• INSTRUCTION: Quote every line below exactly as it reads.

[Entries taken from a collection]
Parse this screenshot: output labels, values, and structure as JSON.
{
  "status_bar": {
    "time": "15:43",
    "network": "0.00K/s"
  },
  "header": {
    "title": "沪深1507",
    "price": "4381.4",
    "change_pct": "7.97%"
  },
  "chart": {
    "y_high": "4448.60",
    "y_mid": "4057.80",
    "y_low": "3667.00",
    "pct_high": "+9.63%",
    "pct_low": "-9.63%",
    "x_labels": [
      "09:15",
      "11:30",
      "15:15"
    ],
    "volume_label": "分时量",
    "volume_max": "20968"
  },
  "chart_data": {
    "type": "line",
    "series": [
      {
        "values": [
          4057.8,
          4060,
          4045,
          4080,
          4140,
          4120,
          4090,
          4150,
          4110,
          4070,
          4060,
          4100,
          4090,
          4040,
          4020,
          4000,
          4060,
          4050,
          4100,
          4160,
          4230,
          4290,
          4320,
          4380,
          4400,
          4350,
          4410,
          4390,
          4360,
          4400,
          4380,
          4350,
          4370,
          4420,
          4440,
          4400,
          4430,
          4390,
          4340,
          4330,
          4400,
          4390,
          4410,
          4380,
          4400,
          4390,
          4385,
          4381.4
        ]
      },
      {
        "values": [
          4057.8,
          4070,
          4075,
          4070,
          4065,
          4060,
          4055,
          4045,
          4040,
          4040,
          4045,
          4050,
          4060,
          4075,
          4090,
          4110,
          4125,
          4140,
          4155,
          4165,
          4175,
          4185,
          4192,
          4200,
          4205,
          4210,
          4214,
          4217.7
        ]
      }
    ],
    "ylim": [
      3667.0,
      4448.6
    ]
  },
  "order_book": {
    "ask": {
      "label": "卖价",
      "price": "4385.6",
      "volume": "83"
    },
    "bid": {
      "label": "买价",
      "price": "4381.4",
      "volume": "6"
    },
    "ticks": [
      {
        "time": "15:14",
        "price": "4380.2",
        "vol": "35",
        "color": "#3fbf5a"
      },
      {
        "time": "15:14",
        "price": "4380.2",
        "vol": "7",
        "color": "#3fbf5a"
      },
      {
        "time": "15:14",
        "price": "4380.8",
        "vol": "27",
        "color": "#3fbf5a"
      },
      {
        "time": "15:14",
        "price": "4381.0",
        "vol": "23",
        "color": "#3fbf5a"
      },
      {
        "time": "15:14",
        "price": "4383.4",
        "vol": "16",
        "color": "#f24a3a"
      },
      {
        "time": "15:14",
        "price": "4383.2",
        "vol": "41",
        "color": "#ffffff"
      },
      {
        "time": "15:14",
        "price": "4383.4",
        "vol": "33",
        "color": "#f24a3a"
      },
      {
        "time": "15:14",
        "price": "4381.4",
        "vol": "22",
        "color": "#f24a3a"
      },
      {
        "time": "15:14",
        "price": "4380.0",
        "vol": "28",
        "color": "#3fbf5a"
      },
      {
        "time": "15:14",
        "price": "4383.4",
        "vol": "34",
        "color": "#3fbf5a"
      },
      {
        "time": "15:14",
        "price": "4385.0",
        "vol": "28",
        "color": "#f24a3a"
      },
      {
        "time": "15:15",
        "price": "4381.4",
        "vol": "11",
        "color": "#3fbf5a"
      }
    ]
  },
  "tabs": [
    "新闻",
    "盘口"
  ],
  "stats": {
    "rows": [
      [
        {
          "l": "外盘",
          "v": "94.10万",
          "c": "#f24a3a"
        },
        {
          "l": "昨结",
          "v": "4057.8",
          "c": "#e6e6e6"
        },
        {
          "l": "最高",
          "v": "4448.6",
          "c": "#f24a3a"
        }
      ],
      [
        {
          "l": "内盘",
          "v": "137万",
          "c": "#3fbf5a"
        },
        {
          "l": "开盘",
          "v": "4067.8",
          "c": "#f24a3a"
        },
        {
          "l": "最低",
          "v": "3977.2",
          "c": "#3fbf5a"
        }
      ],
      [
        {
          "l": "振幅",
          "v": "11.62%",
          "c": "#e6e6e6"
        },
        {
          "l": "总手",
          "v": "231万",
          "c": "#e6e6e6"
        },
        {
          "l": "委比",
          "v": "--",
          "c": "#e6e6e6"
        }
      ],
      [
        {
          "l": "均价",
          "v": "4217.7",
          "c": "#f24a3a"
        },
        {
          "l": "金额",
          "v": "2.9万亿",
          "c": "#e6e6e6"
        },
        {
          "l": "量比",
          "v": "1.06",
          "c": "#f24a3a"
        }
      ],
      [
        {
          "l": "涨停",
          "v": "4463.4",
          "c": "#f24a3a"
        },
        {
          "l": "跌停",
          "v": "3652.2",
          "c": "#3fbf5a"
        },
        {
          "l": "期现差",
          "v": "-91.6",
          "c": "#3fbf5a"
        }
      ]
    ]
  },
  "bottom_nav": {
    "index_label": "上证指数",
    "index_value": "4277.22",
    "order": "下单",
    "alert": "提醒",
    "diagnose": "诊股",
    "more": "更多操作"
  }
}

• FINAL ANSWER:
Parse this screenshot: output labels, values, and structure as JSON.
{
  "status_bar": {
    "time": "15:43",
    "network": "0.00K/s"
  },
  "header": {
    "title": "沪深1507",
    "price": "4381.4",
    "change_pct": "7.97%"
  },
  "chart": {
    "y_high": "4448.60",
    "y_mid": "4057.80",
    "y_low": "3667.00",
    "pct_high": "+9.63%",
    "pct_low": "-9.63%",
    "x_labels": [
      "09:15",
      "11:30",
      "15:15"
    ],
    "volume_label": "分时量",
    "volume_max": "20968"
  },
  "chart_data": {
    "type": "line",
    "series": [
      {
        "values": [
          4057.8,
          4060,
          4045,
          4080,
          4140,
          4120,
          4090,
          4150,
          4110,
          4070,
          4060,
          4100,
          4090,
          4040,
          4020,
          4000,
          4060,
          4050,
          4100,
          4160,
          4230,
          4290,
          4320,
          4380,
          4400,
          4350,
          4410,
          4390,
          4360,
          4400,
          4380,
          4350,
          4370,
          4420,
          4440,
          4400,
          4430,
          4390,
          4340,
          4330,
          4400,
          4390,
          4410,
          4380,
          4400,
          4390,
          4385,
          4381.4
        ]
      },
      {
        "values": [
          4057.8,
          4070,
          4075,
          4070,
          4065,
          4060,
          4055,
          4045,
          4040,
          4040,
          4045,
          4050,
          4060,
          4075,
          4090,
          4110,
          4125,
          4140,
          4155,
          4165,
          4175,
          4185,
          4192,
          4200,
          4205,
          4210,
          4214,
          4217.7
        ]
      }
    ],
    "ylim": [
      3667.0,
      4448.6
    ]
  },
  "order_book": {
    "ask": {
      "label": "卖价",
      "price": "4385.6",
      "volume": "83"
    },
    "bid": {
      "label": "买价",
      "price": "4381.4",
      "volume": "6"
    },
    "ticks": [
      {
        "time": "15:14",
        "price": "4380.2",
        "vol": "35",
        "color": "#3fbf5a"
      },
      {
        "time": "15:14",
        "price": "4380.2",
        "vol": "7",
        "color": "#3fbf5a"
      },
      {
        "time": "15:14",
        "price": "4380.8",
        "vol": "27",
        "color": "#3fbf5a"
      },
      {
        "time": "15:14",
        "price": "4381.0",
        "vol": "23",
        "color": "#3fbf5a"
      },
      {
        "time": "15:14",
        "price": "4383.4",
        "vol": "16",
        "color": "#f24a3a"
      },
      {
        "time": "15:14",
        "price": "4383.2",
        "vol": "41",
        "color": "#ffffff"
      },
      {
        "time": "15:14",
        "price": "4383.4",
        "vol": "33",
        "color": "#f24a3a"
      },
      {
        "time": "15:14",
        "price": "4381.4",
        "vol": "22",
        "color": "#f24a3a"
      },
      {
        "time": "15:14",
        "price": "4380.0",
        "vol": "28",
        "color": "#3fbf5a"
      },
      {
        "time": "15:14",
        "price": "4383.4",
        "vol": "34",
        "color": "#3fbf5a"
      },
      {
        "time": "15:14",
        "price": "4385.0",
        "vol": "28",
        "color": "#f24a3a"
      },
      {
        "time": "15:15",
        "price": "4381.4",
        "vol": "11",
        "color": "#3fbf5a"
      }
    ]
  },
  "tabs": [
    "新闻",
    "盘口"
  ],
  "stats": {
    "rows": [
      [
        {
          "l": "外盘",
          "v": "94.10万",
          "c": "#f24a3a"
        },
        {
          "l": "昨结",
          "v": "4057.8",
          "c": "#e6e6e6"
        },
        {
          "l": "最高",
          "v": "4448.6",
          "c": "#f24a3a"
        }
      ],
      [
        {
          "l": "内盘",
          "v": "137万",
          "c": "#3fbf5a"
        },
        {
          "l": "开盘",
          "v": "4067.8",
          "c": "#f24a3a"
        },
        {
          "l": "最低",
          "v": "3977.2",
          "c": "#3fbf5a"
        }
      ],
      [
        {
          "l": "振幅",
          "v": "11.62%",
          "c": "#e6e6e6"
        },
        {
          "l": "总手",
          "v": "231万",
          "c": "#e6e6e6"
        },
        {
          "l": "委比",
          "v": "--",
          "c": "#e6e6e6"
        }
      ],
      [
        {
          "l": "均价",
          "v": "4217.7",
          "c": "#f24a3a"
        },
        {
          "l": "金额",
          "v": "2.9万亿",
          "c": "#e6e6e6"
        },
        {
          "l": "量比",
          "v": "1.06",
          "c": "#f24a3a"
        }
      ],
      [
        {
          "l": "涨停",
          "v": "4463.4",
          "c": "#f24a3a"
        },
        {
          "l": "跌停",
          "v": "3652.2",
          "c": "#3fbf5a"
        },
        {
          "l": "期现差",
          "v": "-91.6",
          "c": "#3fbf5a"
        }
      ]
    ]
  },
  "bottom_nav": {
    "index_label": "上证指数",
    "index_value": "4277.22",
    "order": "下单",
    "alert": "提醒",
    "diagnose": "诊股",
    "more": "更多操作"
  }
}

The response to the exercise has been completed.